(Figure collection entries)
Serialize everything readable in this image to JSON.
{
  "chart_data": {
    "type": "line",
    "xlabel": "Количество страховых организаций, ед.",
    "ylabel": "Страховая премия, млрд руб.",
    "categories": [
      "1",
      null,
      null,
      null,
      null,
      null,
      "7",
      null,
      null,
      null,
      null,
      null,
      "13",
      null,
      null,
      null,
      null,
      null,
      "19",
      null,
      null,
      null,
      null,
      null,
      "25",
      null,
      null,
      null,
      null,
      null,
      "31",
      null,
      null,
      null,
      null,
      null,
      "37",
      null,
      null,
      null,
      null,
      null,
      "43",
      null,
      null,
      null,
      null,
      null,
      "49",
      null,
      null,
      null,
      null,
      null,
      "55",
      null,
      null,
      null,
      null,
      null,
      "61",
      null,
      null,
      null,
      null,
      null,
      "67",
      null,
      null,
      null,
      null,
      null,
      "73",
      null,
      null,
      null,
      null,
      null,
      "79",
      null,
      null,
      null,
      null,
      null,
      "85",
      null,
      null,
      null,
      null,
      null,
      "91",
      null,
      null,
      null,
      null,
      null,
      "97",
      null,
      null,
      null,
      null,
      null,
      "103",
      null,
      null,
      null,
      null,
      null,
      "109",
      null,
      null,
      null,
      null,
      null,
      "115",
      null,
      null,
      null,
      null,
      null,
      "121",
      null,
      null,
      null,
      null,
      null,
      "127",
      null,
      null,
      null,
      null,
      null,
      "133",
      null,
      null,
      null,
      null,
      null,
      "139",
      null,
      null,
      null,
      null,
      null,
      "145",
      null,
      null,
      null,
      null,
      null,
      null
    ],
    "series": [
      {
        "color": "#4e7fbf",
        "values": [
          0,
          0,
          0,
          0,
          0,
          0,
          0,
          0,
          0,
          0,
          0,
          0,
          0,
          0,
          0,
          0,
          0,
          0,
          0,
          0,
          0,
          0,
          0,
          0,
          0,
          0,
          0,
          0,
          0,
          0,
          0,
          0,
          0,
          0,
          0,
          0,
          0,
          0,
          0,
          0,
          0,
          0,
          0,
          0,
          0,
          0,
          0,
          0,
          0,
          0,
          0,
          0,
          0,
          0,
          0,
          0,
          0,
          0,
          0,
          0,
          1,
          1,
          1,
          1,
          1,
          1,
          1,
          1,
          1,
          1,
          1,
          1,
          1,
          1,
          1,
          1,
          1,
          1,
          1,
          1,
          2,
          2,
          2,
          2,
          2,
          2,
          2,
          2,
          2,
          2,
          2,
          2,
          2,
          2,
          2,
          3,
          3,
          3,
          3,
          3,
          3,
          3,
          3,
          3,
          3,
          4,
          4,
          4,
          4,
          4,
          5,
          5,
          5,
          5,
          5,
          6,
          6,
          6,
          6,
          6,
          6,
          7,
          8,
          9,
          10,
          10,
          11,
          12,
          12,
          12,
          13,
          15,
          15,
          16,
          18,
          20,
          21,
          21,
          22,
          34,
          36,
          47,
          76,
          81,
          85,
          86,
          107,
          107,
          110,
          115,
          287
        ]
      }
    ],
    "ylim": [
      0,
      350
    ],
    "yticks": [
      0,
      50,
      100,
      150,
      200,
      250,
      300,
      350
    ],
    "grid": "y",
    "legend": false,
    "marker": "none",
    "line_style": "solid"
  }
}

* [WHAT YOU HAVE TO DO]: The records above should be duplicated in full, exactly as given.

* [FULL RESPONSE]:
Serialize everything readable in this image to JSON.
{
  "chart_data": {
    "type": "line",
    "xlabel": "Количество страховых организаций, ед.",
    "ylabel": "Страховая премия, млрд руб.",
    "categories": [
      "1",
      null,
      null,
      null,
      null,
      null,
      "7",
      null,
      null,
      null,
      null,
      null,
      "13",
      null,
      null,
      null,
      null,
      null,
      "19",
      null,
      null,
      null,
      null,
      null,
      "25",
      null,
      null,
      null,
      null,
      null,
      "31",
      null,
      null,
      null,
      null,
      null,
      "37",
      null,
      null,
      null,
      null,
      null,
      "43",
      null,
      null,
      null,
      null,
      null,
      "49",
      null,
      null,
      null,
      null,
      null,
      "55",
      null,
      null,
      null,
      null,
      null,
      "61",
      null,
      null,
      null,
      null,
      null,
      "67",
      null,
      null,
      null,
      null,
      null,
      "73",
      null,
      null,
      null,
      null,
      null,
      "79",
      null,
      null,
      null,
      null,
      null,
      "85",
      null,
      null,
      null,
      null,
      null,
      "91",
      null,
      null,
      null,
      null,
      null,
      "97",
      null,
      null,
      null,
      null,
      null,
      "103",
      null,
      null,
      null,
      null,
      null,
      "109",
      null,
      null,
      null,
      null,
      null,
      "115",
      null,
      null,
      null,
      null,
      null,
      "121",
      null,
      null,
      null,
      null,
      null,
      "127",
      null,
      null,
      null,
      null,
      null,
      "133",
      null,
      null,
      null,
      null,
      null,
      "139",
      null,
      null,
      null,
      null,
      null,
      "145",
      null,
      null,
      null,
      null,
      null,
      null
    ],
    "series": [
      {
        "color": "#4e7fbf",
        "values": [
          0,
          0,
          0,
          0,
          0,
          0,
          0,
          0,
          0,
          0,
          0,
          0,
          0,
          0,
          0,
          0,
          0,
          0,
          0,
          0,
          0,
          0,
          0,
          0,
          0,
          0,
          0,
          0,
          0,
          0,
          0,
          0,
          0,
          0,
          0,
          0,
          0,
          0,
          0,
          0,
          0,
          0,
          0,
          0,
          0,
          0,
          0,
          0,
          0,
          0,
          0,
          0,
          0,
          0,
          0,
          0,
          0,
          0,
          0,
          0,
          1,
          1,
          1,
          1,
          1,
          1,
          1,
          1,
          1,
          1,
          1,
          1,
          1,
          1,
          1,
          1,
          1,
          1,
          1,
          1,
          2,
          2,
          2,
          2,
          2,
          2,
          2,
          2,
          2,
          2,
          2,
          2,
          2,
          2,
          2,
          3,
          3,
          3,
          3,
          3,
          3,
          3,
          3,
          3,
          3,
          4,
          4,
          4,
          4,
          4,
          5,
          5,
          5,
          5,
          5,
          6,
          6,
          6,
          6,
          6,
          6,
          7,
          8,
          9,
          10,
          10,
          11,
          12,
          12,
          12,
          13,
          15,
          15,
          16,
          18,
          20,
          21,
          21,
          22,
          34,
          36,
          47,
          76,
          81,
          85,
          86,
          107,
          107,
          110,
          115,
          287
        ]
      }
    ],
    "ylim": [
      0,
      350
    ],
    "yticks": [
      0,
      50,
      100,
      150,
      200,
      250,
      300,
      350
    ],
    "grid": "y",
    "legend": false,
    "marker": "none",
    "line_style": "solid"
  }
}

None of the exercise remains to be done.